# PROBLEM STATEMENT
Transcribe the records that follow exactly. Skip the pictures.

[Start of DATASET RECORDS]

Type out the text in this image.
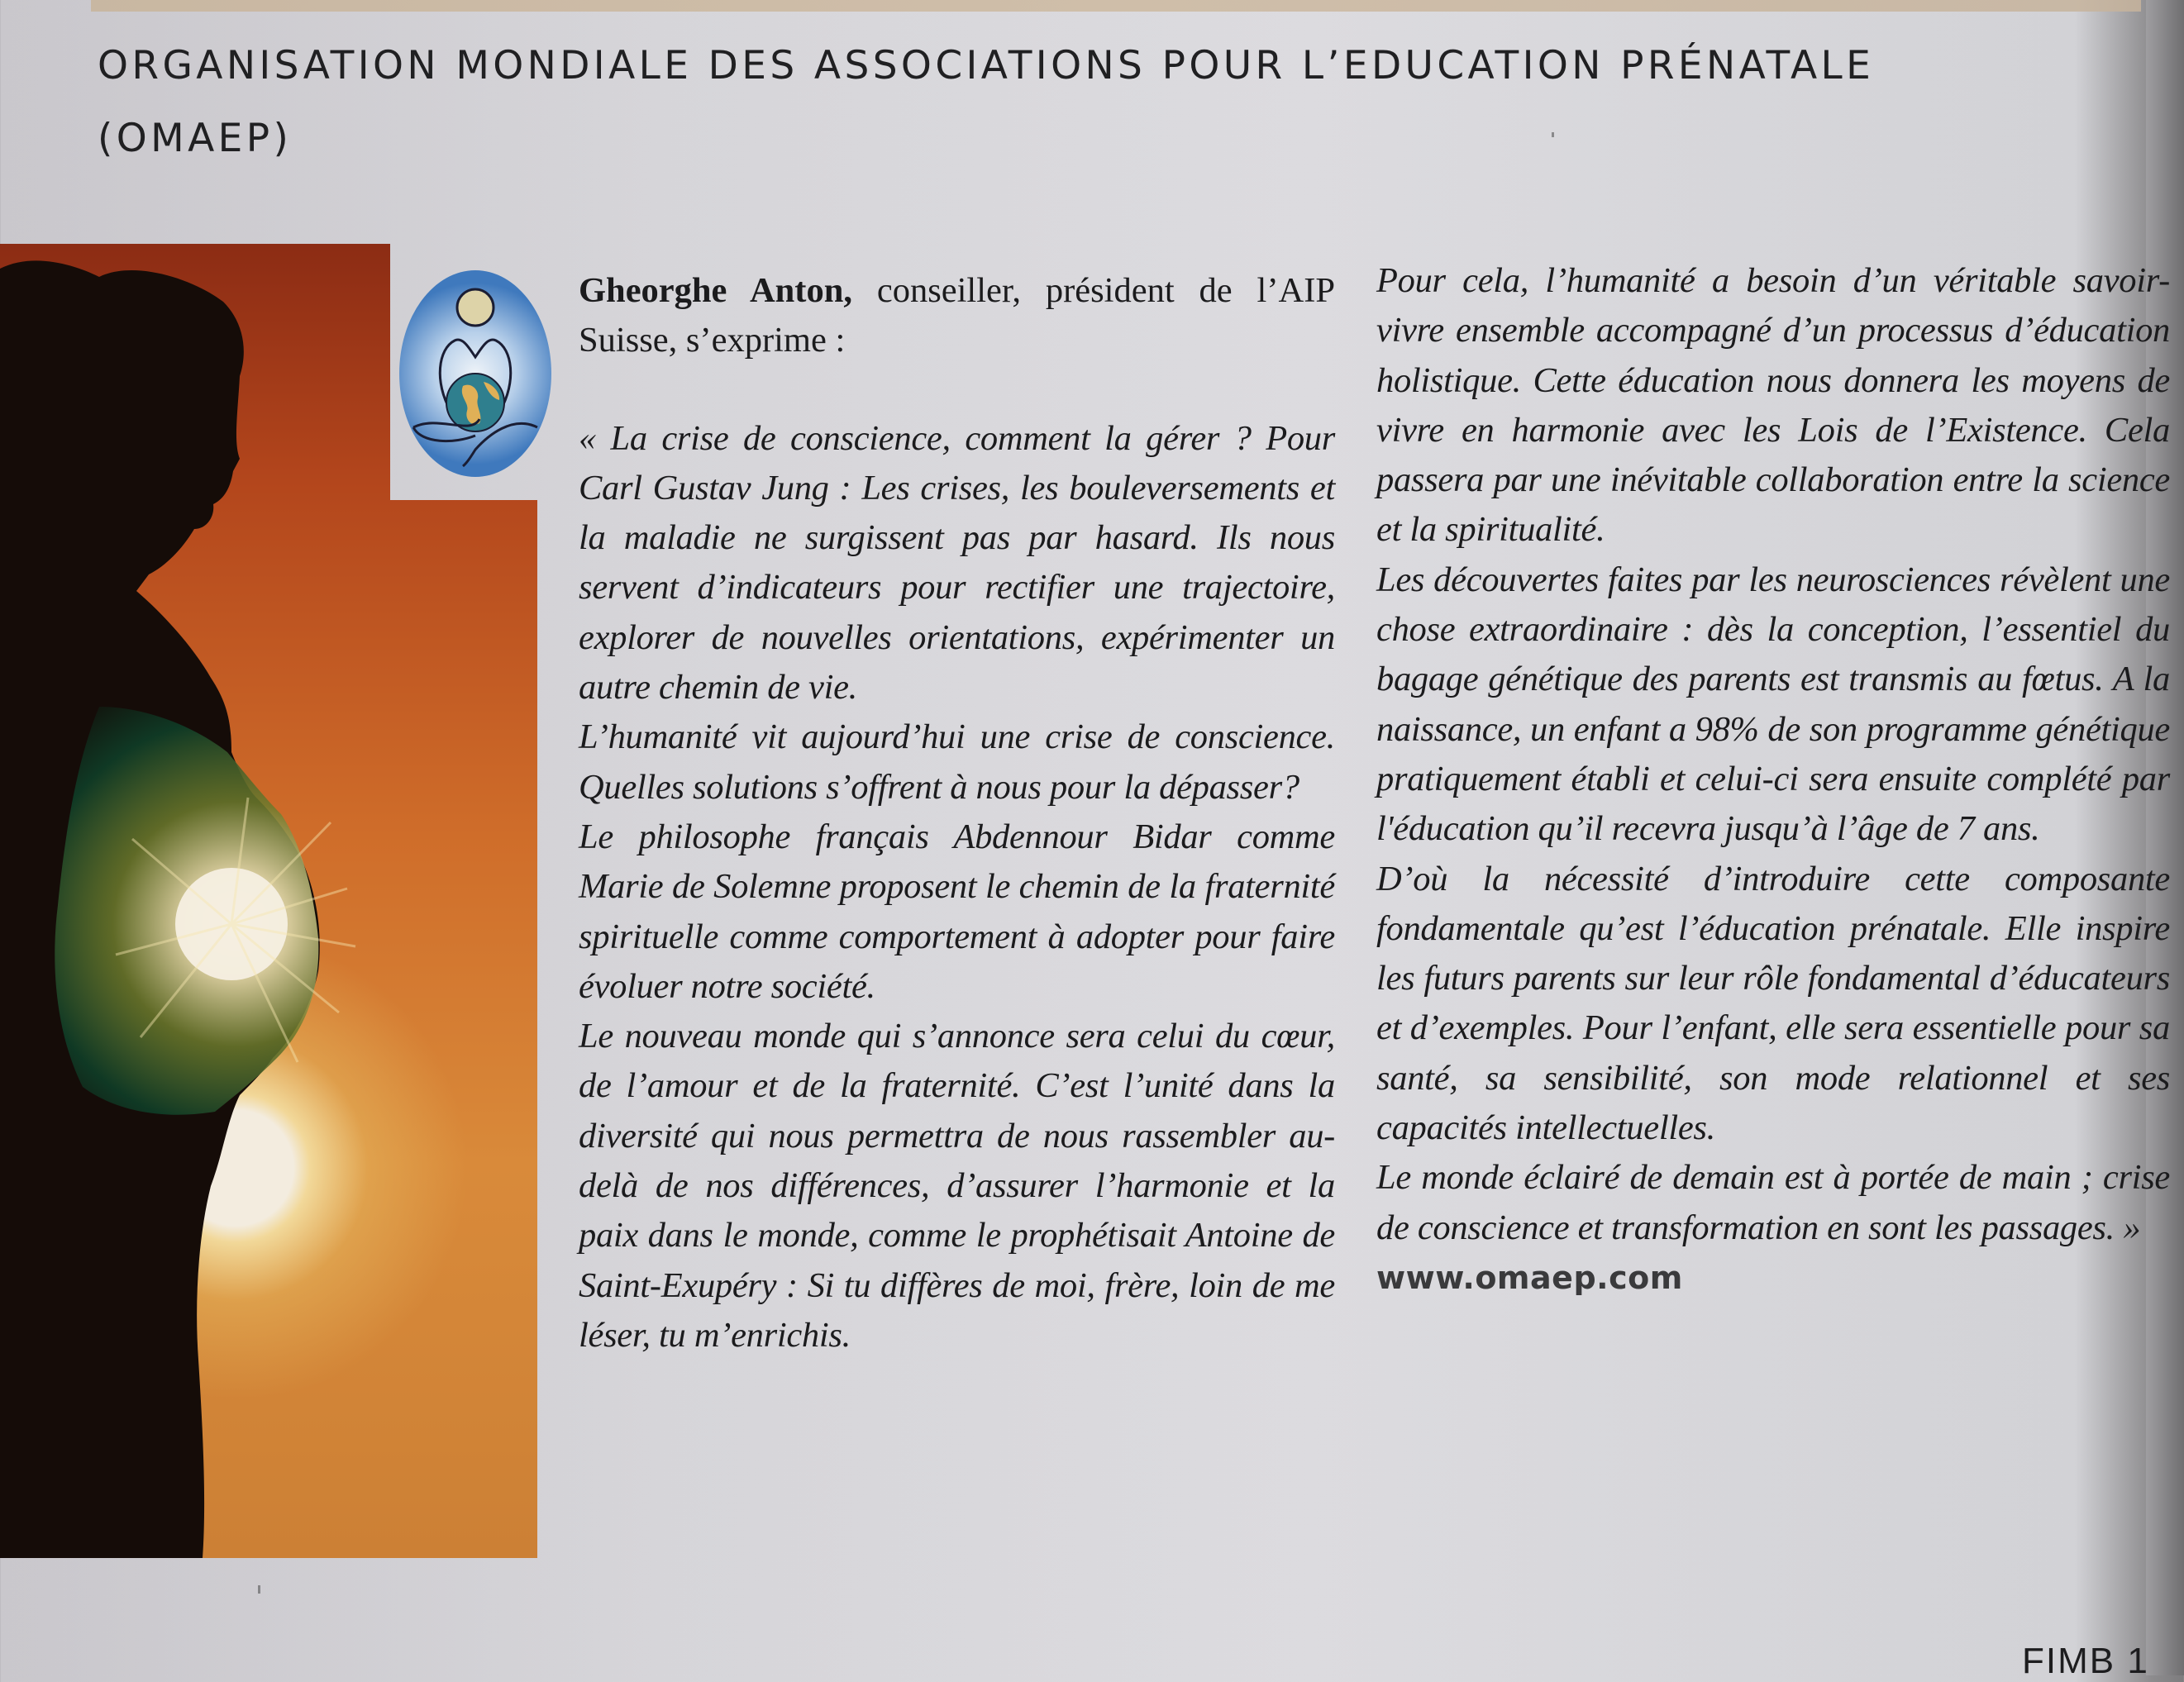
ORGANISATION MONDIALE DES ASSOCIATIONS POUR L’EDUCATION PRÉNATALE
(OMAEP)

Gheorghe Anton, conseiller, président de l’AIP Suisse, s’exprime :

« La crise de conscience, comment la gérer ? Pour Carl Gustav Jung : Les crises, les bouleversements et la maladie ne surgissent pas par hasard. Ils nous servent d’indicateurs pour rectifier une trajectoire, explorer de nouvelles orientations, expérimenter un autre chemin de vie.

L’humanité vit aujourd’hui une crise de conscience. Quelles solutions s’offrent à nous pour la dépasser?

Le philosophe français Abdennour Bidar comme Marie de Solemne proposent le chemin de la fraternité spirituelle comme comportement à adopter pour faire évoluer notre société.

Le nouveau monde qui s’annonce sera celui du cœur, de l’amour et de la fraternité. C’est l’unité dans la diversité qui nous permettra de nous rassembler au-delà de nos différences, d’assurer l’harmonie et la paix dans le monde, comme le prophétisait Antoine de Saint-Exupéry : Si tu diffères de moi, frère, loin de me léser, tu m’enrichis.

Pour cela, l’humanité a besoin d’un véritable savoir-vivre ensemble accompagné d’un processus d’éducation holistique. Cette éducation nous donnera les moyens de vivre en harmonie avec les Lois de l’Existence. Cela passera par une inévitable collaboration entre la science et la spiritualité.

Les découvertes faites par les neurosciences révèlent une chose extraordinaire : dès la conception, l’essentiel du bagage génétique des parents est transmis au fœtus. A la naissance, un enfant a 98% de son programme génétique pratiquement établi et celui-ci sera ensuite complété par l'éducation qu’il recevra jusqu’à l’âge de 7 ans.

D’où la nécessité d’introduire cette composante fondamentale qu’est l’éducation prénatale. Elle inspire les futurs parents sur leur rôle fondamental d’éducateurs et d’exemples. Pour l’enfant, elle sera essentielle pour sa santé, sa sensibilité, son mode relationnel et ses capacités intellectuelles.

Le monde éclairé de demain est à portée de main ; crise de conscience et transformation en sont les passages. »

www.omaep.com

FIMB 1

[End of DATASET RECORDS]

# RESULT
Type out the text in this image.
ORGANISATION MONDIALE DES ASSOCIATIONS POUR L’EDUCATION PRÉNATALE
(OMAEP)

Gheorghe Anton, conseiller, président de l’AIP Suisse, s’exprime :

« La crise de conscience, comment la gérer ? Pour Carl Gustav Jung : Les crises, les bouleversements et la maladie ne surgissent pas par hasard. Ils nous servent d’indicateurs pour rectifier une trajectoire, explorer de nouvelles orientations, expérimenter un autre chemin de vie.

L’humanité vit aujourd’hui une crise de conscience. Quelles solutions s’offrent à nous pour la dépasser?

Le philosophe français Abdennour Bidar comme Marie de Solemne proposent le chemin de la fraternité spirituelle comme comportement à adopter pour faire évoluer notre société.

Le nouveau monde qui s’annonce sera celui du cœur, de l’amour et de la fraternité. C’est l’unité dans la diversité qui nous permettra de nous rassembler au-delà de nos différences, d’assurer l’harmonie et la paix dans le monde, comme le prophétisait Antoine de Saint-Exupéry : Si tu diffères de moi, frère, loin de me léser, tu m’enrichis.

Pour cela, l’humanité a besoin d’un véritable savoir-vivre ensemble accompagné d’un processus d’éducation holistique. Cette éducation nous donnera les moyens de vivre en harmonie avec les Lois de l’Existence. Cela passera par une inévitable collaboration entre la science et la spiritualité.

Les découvertes faites par les neurosciences révèlent une chose extraordinaire : dès la conception, l’essentiel du bagage génétique des parents est transmis au fœtus. A la naissance, un enfant a 98% de son programme génétique pratiquement établi et celui-ci sera ensuite complété par l'éducation qu’il recevra jusqu’à l’âge de 7 ans.

D’où la nécessité d’introduire cette composante fondamentale qu’est l’éducation prénatale. Elle inspire les futurs parents sur leur rôle fondamental d’éducateurs et d’exemples. Pour l’enfant, elle sera essentielle pour sa santé, sa sensibilité, son mode relationnel et ses capacités intellectuelles.

Le monde éclairé de demain est à portée de main ; crise de conscience et transformation en sont les passages. »

www.omaep.com

FIMB 1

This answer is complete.